# [What to work on]
Check every line of the entries below for the word "date", and copy the ones that have it.

Collection entries

★ ★ ★

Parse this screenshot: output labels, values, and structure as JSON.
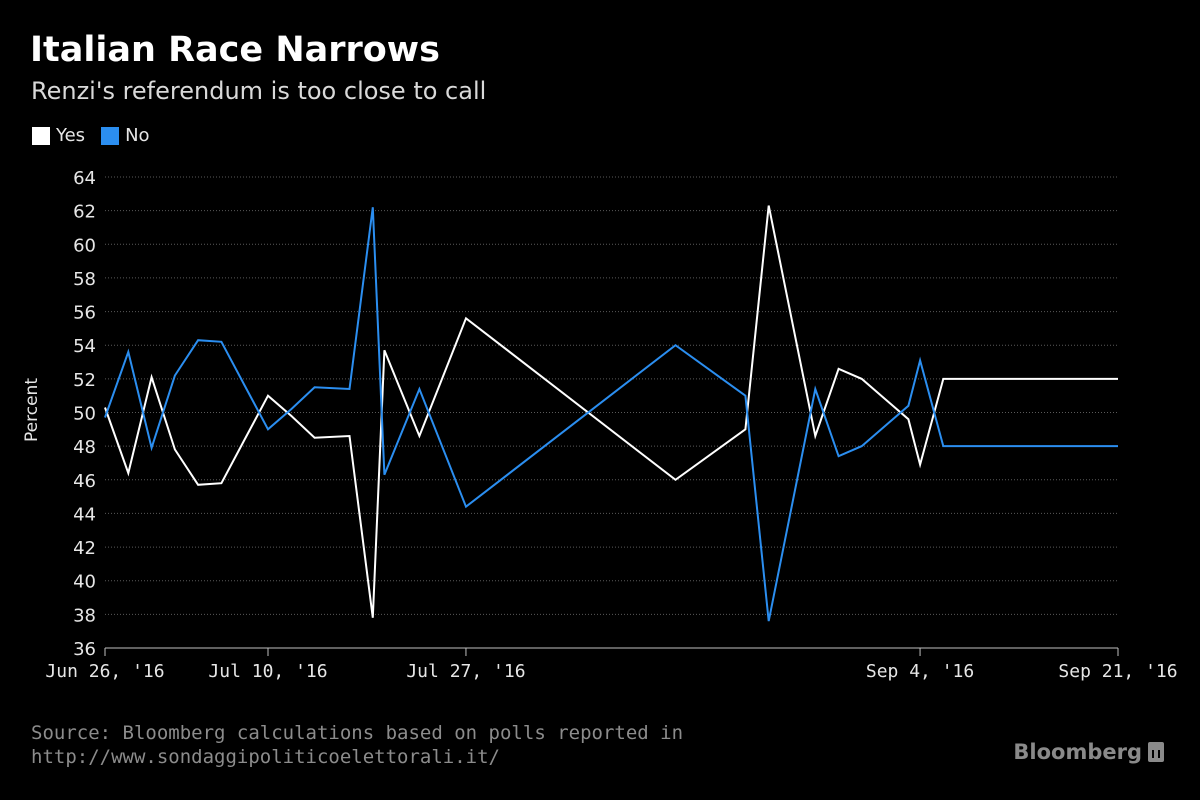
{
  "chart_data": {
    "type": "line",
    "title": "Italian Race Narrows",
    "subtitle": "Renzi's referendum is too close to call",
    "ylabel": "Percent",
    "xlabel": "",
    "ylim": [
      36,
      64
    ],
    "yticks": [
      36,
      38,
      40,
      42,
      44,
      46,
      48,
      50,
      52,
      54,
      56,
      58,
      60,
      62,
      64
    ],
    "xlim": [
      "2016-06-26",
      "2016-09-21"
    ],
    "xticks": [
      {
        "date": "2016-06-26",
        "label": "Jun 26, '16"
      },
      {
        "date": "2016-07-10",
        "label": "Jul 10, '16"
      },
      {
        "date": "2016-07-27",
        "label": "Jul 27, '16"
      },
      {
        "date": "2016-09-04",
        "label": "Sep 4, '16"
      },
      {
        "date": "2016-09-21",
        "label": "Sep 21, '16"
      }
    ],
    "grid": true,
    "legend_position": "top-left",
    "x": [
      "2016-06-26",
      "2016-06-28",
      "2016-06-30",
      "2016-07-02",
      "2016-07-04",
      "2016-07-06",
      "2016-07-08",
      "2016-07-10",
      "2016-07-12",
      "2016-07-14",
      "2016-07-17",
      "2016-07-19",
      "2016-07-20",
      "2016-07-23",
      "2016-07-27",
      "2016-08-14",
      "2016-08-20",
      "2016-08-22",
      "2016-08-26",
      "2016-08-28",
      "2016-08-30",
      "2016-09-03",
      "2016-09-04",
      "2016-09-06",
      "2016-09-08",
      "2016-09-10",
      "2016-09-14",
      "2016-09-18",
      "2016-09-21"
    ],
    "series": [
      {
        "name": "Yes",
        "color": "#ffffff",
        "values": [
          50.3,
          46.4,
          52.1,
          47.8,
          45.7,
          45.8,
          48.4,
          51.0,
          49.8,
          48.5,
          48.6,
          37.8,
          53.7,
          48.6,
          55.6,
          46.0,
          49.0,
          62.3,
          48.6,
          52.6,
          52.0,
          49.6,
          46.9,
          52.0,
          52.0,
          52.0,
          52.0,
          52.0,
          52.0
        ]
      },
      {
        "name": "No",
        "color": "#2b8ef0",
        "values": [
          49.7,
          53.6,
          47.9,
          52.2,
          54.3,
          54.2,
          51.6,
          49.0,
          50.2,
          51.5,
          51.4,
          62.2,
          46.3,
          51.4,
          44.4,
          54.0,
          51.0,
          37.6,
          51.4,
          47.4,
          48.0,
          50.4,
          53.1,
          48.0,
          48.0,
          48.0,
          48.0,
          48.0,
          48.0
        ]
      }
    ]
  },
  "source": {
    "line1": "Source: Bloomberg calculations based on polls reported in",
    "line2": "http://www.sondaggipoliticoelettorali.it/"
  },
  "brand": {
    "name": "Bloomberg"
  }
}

★ ★ ★

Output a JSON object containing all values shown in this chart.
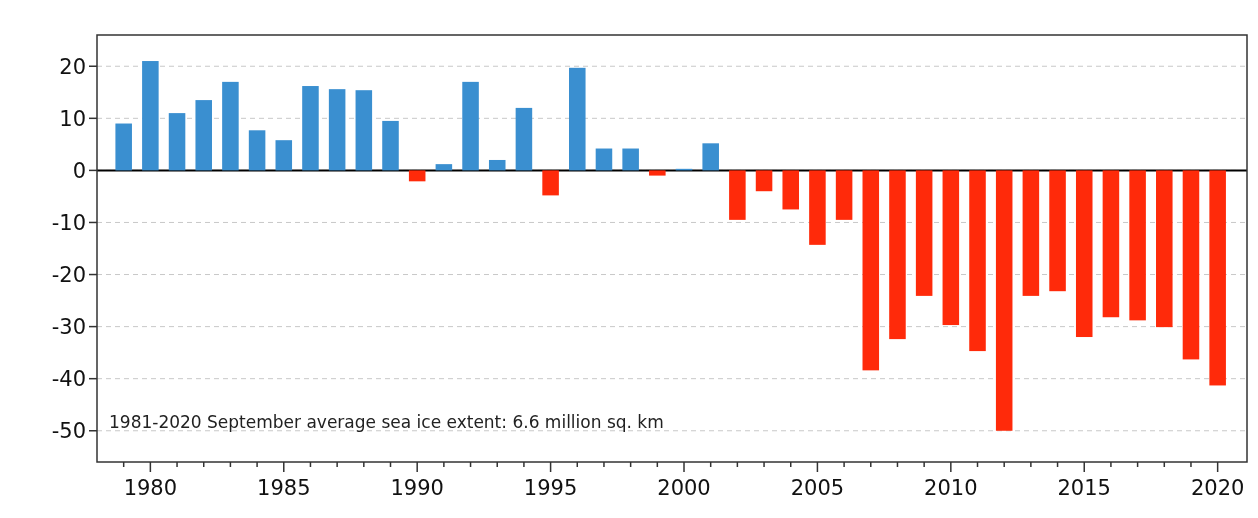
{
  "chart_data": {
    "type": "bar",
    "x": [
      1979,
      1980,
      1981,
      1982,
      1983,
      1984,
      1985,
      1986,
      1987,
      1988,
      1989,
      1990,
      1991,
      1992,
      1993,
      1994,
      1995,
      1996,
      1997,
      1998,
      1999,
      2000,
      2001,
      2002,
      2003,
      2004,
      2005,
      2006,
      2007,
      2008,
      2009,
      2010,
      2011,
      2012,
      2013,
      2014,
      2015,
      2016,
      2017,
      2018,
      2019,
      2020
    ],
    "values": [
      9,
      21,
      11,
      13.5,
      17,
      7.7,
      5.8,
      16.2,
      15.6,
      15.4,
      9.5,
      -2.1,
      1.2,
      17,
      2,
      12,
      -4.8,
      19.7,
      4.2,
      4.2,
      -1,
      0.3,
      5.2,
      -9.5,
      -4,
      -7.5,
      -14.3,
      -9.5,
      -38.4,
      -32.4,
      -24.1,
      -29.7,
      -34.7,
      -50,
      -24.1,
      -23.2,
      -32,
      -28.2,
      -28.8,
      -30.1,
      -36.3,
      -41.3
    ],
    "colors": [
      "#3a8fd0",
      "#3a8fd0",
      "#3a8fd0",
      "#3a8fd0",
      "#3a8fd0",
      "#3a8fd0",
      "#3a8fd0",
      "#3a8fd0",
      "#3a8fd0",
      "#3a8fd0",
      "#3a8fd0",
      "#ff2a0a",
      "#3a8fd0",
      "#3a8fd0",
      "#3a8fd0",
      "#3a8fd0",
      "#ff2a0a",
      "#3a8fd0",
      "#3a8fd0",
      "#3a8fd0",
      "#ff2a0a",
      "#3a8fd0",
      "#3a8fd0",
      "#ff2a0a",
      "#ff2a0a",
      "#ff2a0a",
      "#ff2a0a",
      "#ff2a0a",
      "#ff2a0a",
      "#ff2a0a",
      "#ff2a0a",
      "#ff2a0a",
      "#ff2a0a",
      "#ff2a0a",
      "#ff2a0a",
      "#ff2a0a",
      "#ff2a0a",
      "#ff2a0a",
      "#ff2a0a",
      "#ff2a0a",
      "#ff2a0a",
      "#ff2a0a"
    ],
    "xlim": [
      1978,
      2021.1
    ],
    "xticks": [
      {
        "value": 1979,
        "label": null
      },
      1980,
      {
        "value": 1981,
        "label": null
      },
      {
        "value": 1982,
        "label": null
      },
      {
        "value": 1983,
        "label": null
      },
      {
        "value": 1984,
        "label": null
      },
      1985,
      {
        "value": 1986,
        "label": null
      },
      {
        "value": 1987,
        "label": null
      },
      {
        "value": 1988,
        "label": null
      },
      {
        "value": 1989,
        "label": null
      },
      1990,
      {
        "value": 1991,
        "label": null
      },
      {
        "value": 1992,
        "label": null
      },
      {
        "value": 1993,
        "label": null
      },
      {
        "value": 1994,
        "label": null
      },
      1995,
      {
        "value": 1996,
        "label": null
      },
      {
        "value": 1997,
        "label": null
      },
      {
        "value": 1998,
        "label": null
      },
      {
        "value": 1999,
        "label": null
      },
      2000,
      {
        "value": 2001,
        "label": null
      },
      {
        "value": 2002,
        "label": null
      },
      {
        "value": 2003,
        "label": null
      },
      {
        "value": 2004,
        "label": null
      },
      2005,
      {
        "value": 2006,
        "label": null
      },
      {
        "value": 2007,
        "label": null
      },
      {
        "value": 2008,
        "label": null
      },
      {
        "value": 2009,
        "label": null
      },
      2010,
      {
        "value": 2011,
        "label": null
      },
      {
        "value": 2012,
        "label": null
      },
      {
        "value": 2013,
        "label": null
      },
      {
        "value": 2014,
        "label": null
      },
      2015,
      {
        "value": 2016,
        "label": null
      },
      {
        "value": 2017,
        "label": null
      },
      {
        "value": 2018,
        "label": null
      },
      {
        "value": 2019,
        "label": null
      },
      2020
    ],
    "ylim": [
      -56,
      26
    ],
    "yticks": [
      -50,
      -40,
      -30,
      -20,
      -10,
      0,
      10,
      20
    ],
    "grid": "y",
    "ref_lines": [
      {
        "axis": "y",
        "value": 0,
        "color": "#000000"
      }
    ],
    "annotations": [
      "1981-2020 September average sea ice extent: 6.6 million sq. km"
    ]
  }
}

★ ★ ★

# [Exercise response]
        "date": "2016-06-26",
        "date": "2016-07-10",
        "date": "2016-07-27",
        "date": "2016-09-04",
        "date": "2016-09-21",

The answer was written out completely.